INSTRUCTIONS TO FOLLOW ->
Set down every entry word for word. Omit the pictures.

INFORMATION SHOWN ->
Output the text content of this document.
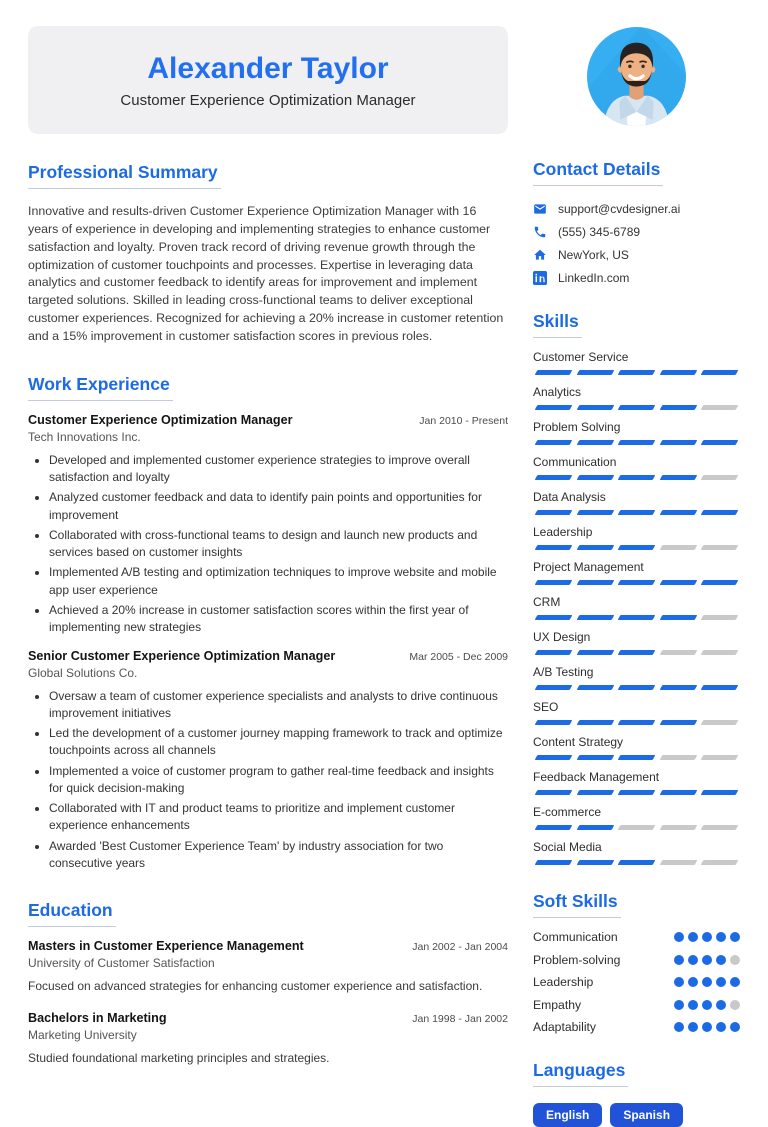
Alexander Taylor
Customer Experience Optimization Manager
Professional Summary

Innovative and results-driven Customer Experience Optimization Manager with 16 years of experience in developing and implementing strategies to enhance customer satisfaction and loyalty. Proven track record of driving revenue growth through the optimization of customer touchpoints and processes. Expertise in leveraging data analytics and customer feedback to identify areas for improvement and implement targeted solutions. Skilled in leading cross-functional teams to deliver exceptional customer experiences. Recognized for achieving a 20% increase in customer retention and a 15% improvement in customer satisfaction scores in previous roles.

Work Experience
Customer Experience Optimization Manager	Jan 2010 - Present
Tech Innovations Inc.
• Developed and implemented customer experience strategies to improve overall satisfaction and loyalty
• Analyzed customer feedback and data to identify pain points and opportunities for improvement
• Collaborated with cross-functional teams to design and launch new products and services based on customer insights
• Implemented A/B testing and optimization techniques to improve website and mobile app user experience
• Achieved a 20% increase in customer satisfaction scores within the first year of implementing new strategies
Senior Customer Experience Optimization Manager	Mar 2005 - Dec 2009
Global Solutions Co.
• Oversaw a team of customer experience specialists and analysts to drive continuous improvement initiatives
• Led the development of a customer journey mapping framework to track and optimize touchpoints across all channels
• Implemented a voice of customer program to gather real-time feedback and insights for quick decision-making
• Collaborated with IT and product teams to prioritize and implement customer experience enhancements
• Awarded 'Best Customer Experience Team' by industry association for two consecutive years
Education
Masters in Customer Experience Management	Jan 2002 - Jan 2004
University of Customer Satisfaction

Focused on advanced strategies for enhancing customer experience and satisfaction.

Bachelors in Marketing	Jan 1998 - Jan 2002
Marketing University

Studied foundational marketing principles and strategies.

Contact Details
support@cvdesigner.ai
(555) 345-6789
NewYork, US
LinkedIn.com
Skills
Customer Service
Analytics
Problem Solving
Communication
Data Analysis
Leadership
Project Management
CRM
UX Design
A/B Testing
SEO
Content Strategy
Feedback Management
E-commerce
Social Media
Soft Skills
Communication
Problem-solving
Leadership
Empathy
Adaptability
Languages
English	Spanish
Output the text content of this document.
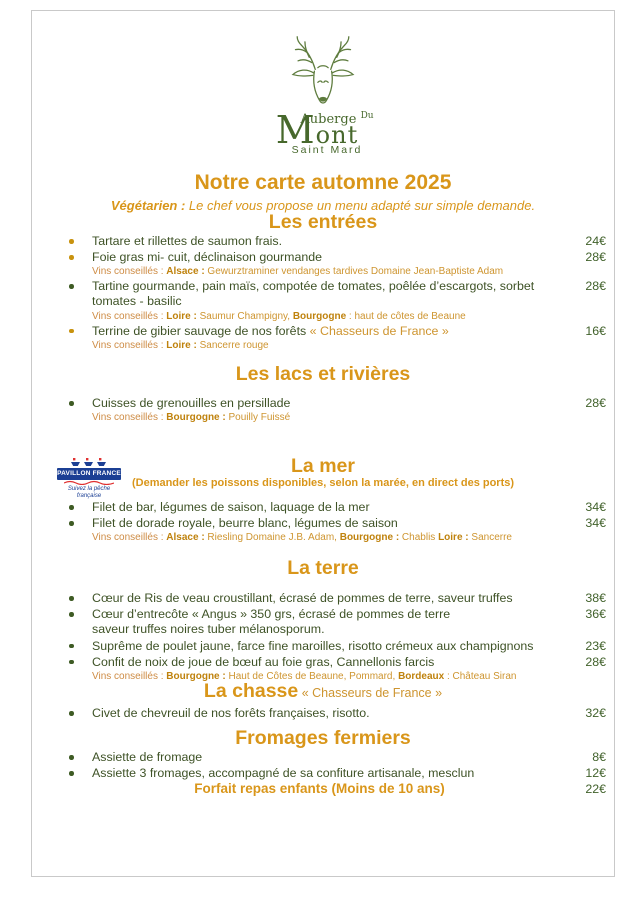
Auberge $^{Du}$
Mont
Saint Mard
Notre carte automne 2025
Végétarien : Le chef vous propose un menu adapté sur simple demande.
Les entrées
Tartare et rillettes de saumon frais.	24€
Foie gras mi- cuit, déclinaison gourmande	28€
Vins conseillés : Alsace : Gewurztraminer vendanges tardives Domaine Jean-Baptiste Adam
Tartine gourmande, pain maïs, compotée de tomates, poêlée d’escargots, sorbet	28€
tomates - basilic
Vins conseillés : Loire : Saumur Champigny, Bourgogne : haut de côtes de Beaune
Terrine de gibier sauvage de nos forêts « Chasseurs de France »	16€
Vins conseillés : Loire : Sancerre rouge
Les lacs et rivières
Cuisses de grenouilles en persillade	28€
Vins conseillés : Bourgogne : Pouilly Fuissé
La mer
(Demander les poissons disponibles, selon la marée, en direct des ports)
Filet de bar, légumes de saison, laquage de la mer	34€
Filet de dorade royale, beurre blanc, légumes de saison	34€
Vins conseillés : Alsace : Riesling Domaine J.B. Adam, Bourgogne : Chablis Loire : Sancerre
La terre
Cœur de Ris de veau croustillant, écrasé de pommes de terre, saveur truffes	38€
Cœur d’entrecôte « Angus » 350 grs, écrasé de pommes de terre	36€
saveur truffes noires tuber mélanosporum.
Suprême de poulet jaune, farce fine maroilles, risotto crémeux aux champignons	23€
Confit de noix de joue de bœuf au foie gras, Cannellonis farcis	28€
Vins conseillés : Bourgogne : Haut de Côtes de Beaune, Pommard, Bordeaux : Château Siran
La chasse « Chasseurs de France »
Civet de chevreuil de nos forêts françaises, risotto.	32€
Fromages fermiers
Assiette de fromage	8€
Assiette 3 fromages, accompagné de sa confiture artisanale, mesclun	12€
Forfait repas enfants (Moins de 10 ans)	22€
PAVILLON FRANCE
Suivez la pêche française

SOLUTION FOR THIS PROBLEM ->
Output the text content of this document.
Alexander Taylor
Customer Experience Optimization Manager
Professional Summary

Innovative and results-driven Customer Experience Optimization Manager with 16 years of experience in developing and implementing strategies to enhance customer satisfaction and loyalty. Proven track record of driving revenue growth through the optimization of customer touchpoints and processes. Expertise in leveraging data analytics and customer feedback to identify areas for improvement and implement targeted solutions. Skilled in leading cross-functional teams to deliver exceptional customer experiences. Recognized for achieving a 20% increase in customer retention and a 15% improvement in customer satisfaction scores in previous roles.

Work Experience
Customer Experience Optimization Manager	Jan 2010 - Present
Tech Innovations Inc.
• Developed and implemented customer experience strategies to improve overall satisfaction and loyalty
• Analyzed customer feedback and data to identify pain points and opportunities for improvement
• Collaborated with cross-functional teams to design and launch new products and services based on customer insights
• Implemented A/B testing and optimization techniques to improve website and mobile app user experience
• Achieved a 20% increase in customer satisfaction scores within the first year of implementing new strategies
Senior Customer Experience Optimization Manager	Mar 2005 - Dec 2009
Global Solutions Co.
• Oversaw a team of customer experience specialists and analysts to drive continuous improvement initiatives
• Led the development of a customer journey mapping framework to track and optimize touchpoints across all channels
• Implemented a voice of customer program to gather real-time feedback and insights for quick decision-making
• Collaborated with IT and product teams to prioritize and implement customer experience enhancements
• Awarded 'Best Customer Experience Team' by industry association for two consecutive years
Education
Masters in Customer Experience Management	Jan 2002 - Jan 2004
University of Customer Satisfaction

Focused on advanced strategies for enhancing customer experience and satisfaction.

Bachelors in Marketing	Jan 1998 - Jan 2002
Marketing University

Studied foundational marketing principles and strategies.

Contact Details
support@cvdesigner.ai
(555) 345-6789
NewYork, US
LinkedIn.com
Skills
Customer Service
Analytics
Problem Solving
Communication
Data Analysis
Leadership
Project Management
CRM
UX Design
A/B Testing
SEO
Content Strategy
Feedback Management
E-commerce
Social Media
Soft Skills
Communication
Problem-solving
Leadership
Empathy
Adaptability
Languages
English	Spanish
Output the text content of this document.
Auberge $^{Du}$
Mont
Saint Mard
Notre carte automne 2025
Végétarien : Le chef vous propose un menu adapté sur simple demande.
Les entrées
Tartare et rillettes de saumon frais.	24€
Foie gras mi- cuit, déclinaison gourmande	28€
Vins conseillés : Alsace : Gewurztraminer vendanges tardives Domaine Jean-Baptiste Adam
Tartine gourmande, pain maïs, compotée de tomates, poêlée d’escargots, sorbet	28€
tomates - basilic
Vins conseillés : Loire : Saumur Champigny, Bourgogne : haut de côtes de Beaune
Terrine de gibier sauvage de nos forêts « Chasseurs de France »	16€
Vins conseillés : Loire : Sancerre rouge
Les lacs et rivières
Cuisses de grenouilles en persillade	28€
Vins conseillés : Bourgogne : Pouilly Fuissé
La mer
(Demander les poissons disponibles, selon la marée, en direct des ports)
Filet de bar, légumes de saison, laquage de la mer	34€
Filet de dorade royale, beurre blanc, légumes de saison	34€
Vins conseillés : Alsace : Riesling Domaine J.B. Adam, Bourgogne : Chablis Loire : Sancerre
La terre
Cœur de Ris de veau croustillant, écrasé de pommes de terre, saveur truffes	38€
Cœur d’entrecôte « Angus » 350 grs, écrasé de pommes de terre	36€
saveur truffes noires tuber mélanosporum.
Suprême de poulet jaune, farce fine maroilles, risotto crémeux aux champignons	23€
Confit de noix de joue de bœuf au foie gras, Cannellonis farcis	28€
Vins conseillés : Bourgogne : Haut de Côtes de Beaune, Pommard, Bordeaux : Château Siran
La chasse « Chasseurs de France »
Civet de chevreuil de nos forêts françaises, risotto.	32€
Fromages fermiers
Assiette de fromage	8€
Assiette 3 fromages, accompagné de sa confiture artisanale, mesclun	12€
Forfait repas enfants (Moins de 10 ans)	22€
PAVILLON FRANCE
Suivez la pêche française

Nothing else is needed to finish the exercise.